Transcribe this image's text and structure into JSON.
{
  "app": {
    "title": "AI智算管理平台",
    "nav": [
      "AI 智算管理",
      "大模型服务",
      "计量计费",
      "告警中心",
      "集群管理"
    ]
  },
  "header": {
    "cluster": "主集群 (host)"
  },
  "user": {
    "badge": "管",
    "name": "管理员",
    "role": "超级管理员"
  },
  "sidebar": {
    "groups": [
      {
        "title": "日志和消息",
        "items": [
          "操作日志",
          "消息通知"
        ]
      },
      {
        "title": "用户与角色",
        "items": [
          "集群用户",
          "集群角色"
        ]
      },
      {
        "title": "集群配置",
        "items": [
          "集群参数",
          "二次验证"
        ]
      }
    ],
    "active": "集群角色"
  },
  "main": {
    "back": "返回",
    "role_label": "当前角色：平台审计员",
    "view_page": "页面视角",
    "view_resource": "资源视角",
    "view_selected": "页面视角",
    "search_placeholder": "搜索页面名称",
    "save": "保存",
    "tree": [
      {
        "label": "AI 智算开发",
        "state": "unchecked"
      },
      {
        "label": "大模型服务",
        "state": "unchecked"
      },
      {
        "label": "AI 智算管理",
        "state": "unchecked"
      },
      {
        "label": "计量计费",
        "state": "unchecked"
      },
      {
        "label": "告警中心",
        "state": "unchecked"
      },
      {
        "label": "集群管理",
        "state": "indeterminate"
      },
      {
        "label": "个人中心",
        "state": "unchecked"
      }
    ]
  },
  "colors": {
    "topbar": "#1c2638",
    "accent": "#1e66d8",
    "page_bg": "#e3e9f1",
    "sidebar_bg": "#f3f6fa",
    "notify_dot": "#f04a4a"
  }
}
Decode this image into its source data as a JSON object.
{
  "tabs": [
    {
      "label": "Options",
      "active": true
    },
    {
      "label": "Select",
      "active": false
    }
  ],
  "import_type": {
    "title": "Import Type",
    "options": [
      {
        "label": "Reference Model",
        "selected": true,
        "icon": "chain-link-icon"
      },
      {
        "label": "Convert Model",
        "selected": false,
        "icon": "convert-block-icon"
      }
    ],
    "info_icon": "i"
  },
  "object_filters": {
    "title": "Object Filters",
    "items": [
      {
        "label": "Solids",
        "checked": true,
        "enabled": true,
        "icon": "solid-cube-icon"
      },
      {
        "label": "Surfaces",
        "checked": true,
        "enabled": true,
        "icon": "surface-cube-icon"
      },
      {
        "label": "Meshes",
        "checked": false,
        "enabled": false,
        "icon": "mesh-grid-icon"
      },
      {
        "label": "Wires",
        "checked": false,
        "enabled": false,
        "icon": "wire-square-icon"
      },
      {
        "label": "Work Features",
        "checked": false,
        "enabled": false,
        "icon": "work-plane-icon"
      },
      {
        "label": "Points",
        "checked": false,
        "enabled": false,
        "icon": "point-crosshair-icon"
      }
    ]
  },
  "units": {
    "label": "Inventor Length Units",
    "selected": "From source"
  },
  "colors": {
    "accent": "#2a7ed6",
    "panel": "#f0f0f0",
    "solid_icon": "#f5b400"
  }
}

::::::::

**DESCRIPTION OF THE TASK**
In the listing above, how many lines hold the word "cube"? Give the number and nothing more.

**EXERCISE OUTPUT**
2